REQUEST - Print every line of the data below with no changes.

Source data
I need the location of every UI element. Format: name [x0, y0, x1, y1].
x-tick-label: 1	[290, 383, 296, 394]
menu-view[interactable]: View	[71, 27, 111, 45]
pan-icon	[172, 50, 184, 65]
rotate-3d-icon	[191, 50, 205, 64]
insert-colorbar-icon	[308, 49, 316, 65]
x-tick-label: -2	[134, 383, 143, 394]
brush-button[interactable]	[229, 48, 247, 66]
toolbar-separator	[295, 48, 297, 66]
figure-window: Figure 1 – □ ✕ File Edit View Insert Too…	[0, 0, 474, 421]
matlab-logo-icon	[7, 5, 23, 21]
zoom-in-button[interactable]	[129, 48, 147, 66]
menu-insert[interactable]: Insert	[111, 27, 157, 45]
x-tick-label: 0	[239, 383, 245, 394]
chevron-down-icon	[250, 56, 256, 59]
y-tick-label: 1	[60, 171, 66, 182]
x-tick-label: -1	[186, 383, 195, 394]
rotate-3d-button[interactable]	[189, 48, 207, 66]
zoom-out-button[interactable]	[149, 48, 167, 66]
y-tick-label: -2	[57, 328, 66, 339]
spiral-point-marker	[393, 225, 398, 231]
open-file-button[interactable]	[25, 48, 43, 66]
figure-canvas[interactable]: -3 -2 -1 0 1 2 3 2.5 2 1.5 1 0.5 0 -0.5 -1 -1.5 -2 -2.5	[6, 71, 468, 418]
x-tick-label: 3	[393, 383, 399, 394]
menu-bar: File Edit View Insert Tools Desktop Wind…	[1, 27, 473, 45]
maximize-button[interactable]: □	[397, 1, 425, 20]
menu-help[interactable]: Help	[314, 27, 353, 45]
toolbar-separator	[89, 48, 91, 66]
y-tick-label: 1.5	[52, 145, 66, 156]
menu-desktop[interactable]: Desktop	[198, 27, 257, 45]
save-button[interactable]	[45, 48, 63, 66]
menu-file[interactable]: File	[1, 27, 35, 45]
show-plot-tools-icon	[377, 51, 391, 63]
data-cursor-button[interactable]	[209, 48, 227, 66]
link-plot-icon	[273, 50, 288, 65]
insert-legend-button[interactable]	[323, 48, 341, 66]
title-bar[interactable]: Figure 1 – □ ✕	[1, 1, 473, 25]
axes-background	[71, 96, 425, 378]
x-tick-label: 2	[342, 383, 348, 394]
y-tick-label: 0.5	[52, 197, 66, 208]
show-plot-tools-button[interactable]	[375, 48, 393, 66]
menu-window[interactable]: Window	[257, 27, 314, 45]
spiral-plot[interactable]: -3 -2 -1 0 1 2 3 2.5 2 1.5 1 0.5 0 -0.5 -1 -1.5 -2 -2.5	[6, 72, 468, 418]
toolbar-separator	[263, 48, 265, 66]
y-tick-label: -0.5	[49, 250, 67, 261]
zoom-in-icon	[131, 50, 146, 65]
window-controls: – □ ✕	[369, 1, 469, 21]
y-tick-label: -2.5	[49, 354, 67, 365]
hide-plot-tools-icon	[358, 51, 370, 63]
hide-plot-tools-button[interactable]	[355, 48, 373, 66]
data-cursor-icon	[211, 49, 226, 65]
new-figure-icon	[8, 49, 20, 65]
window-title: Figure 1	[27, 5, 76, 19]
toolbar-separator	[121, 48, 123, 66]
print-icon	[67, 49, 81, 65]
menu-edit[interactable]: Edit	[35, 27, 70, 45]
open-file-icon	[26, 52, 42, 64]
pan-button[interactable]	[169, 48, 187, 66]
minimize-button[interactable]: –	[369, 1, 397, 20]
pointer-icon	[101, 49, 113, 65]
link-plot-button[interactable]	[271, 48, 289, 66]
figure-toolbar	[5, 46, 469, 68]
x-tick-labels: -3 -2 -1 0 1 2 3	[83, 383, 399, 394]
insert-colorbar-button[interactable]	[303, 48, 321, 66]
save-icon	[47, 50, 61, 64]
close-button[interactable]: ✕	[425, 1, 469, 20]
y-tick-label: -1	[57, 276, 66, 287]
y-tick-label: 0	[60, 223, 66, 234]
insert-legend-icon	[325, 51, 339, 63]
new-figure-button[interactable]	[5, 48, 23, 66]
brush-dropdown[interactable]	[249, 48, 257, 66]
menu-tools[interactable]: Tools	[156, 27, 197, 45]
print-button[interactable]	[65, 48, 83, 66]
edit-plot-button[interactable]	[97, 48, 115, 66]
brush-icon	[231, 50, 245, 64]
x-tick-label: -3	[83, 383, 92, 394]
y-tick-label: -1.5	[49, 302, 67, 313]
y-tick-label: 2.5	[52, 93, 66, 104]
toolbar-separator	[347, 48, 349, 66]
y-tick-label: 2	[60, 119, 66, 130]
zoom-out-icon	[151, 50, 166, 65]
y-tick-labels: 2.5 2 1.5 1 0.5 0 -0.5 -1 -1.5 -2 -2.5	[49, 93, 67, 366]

TASK ANSWER -
I need the location of every UI element. Format: name [x0, y0, x1, y1].
x-tick-label: 1	[290, 383, 296, 394]
menu-view[interactable]: View	[71, 27, 111, 45]
pan-icon	[172, 50, 184, 65]
rotate-3d-icon	[191, 50, 205, 64]
insert-colorbar-icon	[308, 49, 316, 65]
x-tick-label: -2	[134, 383, 143, 394]
brush-button[interactable]	[229, 48, 247, 66]
toolbar-separator	[295, 48, 297, 66]
figure-window: Figure 1 – □ ✕ File Edit View Insert Too…	[0, 0, 474, 421]
matlab-logo-icon	[7, 5, 23, 21]
zoom-in-button[interactable]	[129, 48, 147, 66]
menu-insert[interactable]: Insert	[111, 27, 157, 45]
x-tick-label: 0	[239, 383, 245, 394]
chevron-down-icon	[250, 56, 256, 59]
y-tick-label: 1	[60, 171, 66, 182]
x-tick-label: -1	[186, 383, 195, 394]
rotate-3d-button[interactable]	[189, 48, 207, 66]
zoom-out-button[interactable]	[149, 48, 167, 66]
y-tick-label: -2	[57, 328, 66, 339]
spiral-point-marker	[393, 225, 398, 231]
open-file-button[interactable]	[25, 48, 43, 66]
figure-canvas[interactable]: -3 -2 -1 0 1 2 3 2.5 2 1.5 1 0.5 0 -0.5 -1 -1.5 -2 -2.5	[6, 71, 468, 418]
x-tick-label: 3	[393, 383, 399, 394]
menu-bar: File Edit View Insert Tools Desktop Wind…	[1, 27, 473, 45]
maximize-button[interactable]: □	[397, 1, 425, 20]
menu-help[interactable]: Help	[314, 27, 353, 45]
toolbar-separator	[89, 48, 91, 66]
y-tick-label: 1.5	[52, 145, 66, 156]
menu-desktop[interactable]: Desktop	[198, 27, 257, 45]
save-button[interactable]	[45, 48, 63, 66]
menu-file[interactable]: File	[1, 27, 35, 45]
show-plot-tools-icon	[377, 51, 391, 63]
data-cursor-button[interactable]	[209, 48, 227, 66]
link-plot-icon	[273, 50, 288, 65]
insert-legend-button[interactable]	[323, 48, 341, 66]
title-bar[interactable]: Figure 1 – □ ✕	[1, 1, 473, 25]
axes-background	[71, 96, 425, 378]
x-tick-label: 2	[342, 383, 348, 394]
y-tick-label: 0.5	[52, 197, 66, 208]
show-plot-tools-button[interactable]	[375, 48, 393, 66]
menu-window[interactable]: Window	[257, 27, 314, 45]
spiral-plot[interactable]: -3 -2 -1 0 1 2 3 2.5 2 1.5 1 0.5 0 -0.5 -1 -1.5 -2 -2.5	[6, 72, 468, 418]
toolbar-separator	[263, 48, 265, 66]
y-tick-label: -0.5	[49, 250, 67, 261]
zoom-in-icon	[131, 50, 146, 65]
window-controls: – □ ✕	[369, 1, 469, 21]
y-tick-label: -2.5	[49, 354, 67, 365]
hide-plot-tools-icon	[358, 51, 370, 63]
hide-plot-tools-button[interactable]	[355, 48, 373, 66]
data-cursor-icon	[211, 49, 226, 65]
new-figure-icon	[8, 49, 20, 65]
window-title: Figure 1	[27, 5, 76, 19]
toolbar-separator	[121, 48, 123, 66]
print-icon	[67, 49, 81, 65]
menu-edit[interactable]: Edit	[35, 27, 70, 45]
open-file-icon	[26, 52, 42, 64]
pan-button[interactable]	[169, 48, 187, 66]
minimize-button[interactable]: –	[369, 1, 397, 20]
pointer-icon	[101, 49, 113, 65]
link-plot-button[interactable]	[271, 48, 289, 66]
figure-toolbar	[5, 46, 469, 68]
x-tick-labels: -3 -2 -1 0 1 2 3	[83, 383, 399, 394]
insert-colorbar-button[interactable]	[303, 48, 321, 66]
save-icon	[47, 50, 61, 64]
close-button[interactable]: ✕	[425, 1, 469, 20]
y-tick-label: -1	[57, 276, 66, 287]
y-tick-label: 0	[60, 223, 66, 234]
insert-legend-icon	[325, 51, 339, 63]
new-figure-button[interactable]	[5, 48, 23, 66]
brush-dropdown[interactable]	[249, 48, 257, 66]
menu-tools[interactable]: Tools	[156, 27, 197, 45]
print-button[interactable]	[65, 48, 83, 66]
edit-plot-button[interactable]	[97, 48, 115, 66]
brush-icon	[231, 50, 245, 64]
x-tick-label: -3	[83, 383, 92, 394]
y-tick-label: -1.5	[49, 302, 67, 313]
y-tick-label: 2.5	[52, 93, 66, 104]
toolbar-separator	[347, 48, 349, 66]
y-tick-label: 2	[60, 119, 66, 130]
zoom-out-icon	[151, 50, 166, 65]
y-tick-labels: 2.5 2 1.5 1 0.5 0 -0.5 -1 -1.5 -2 -2.5	[49, 93, 67, 366]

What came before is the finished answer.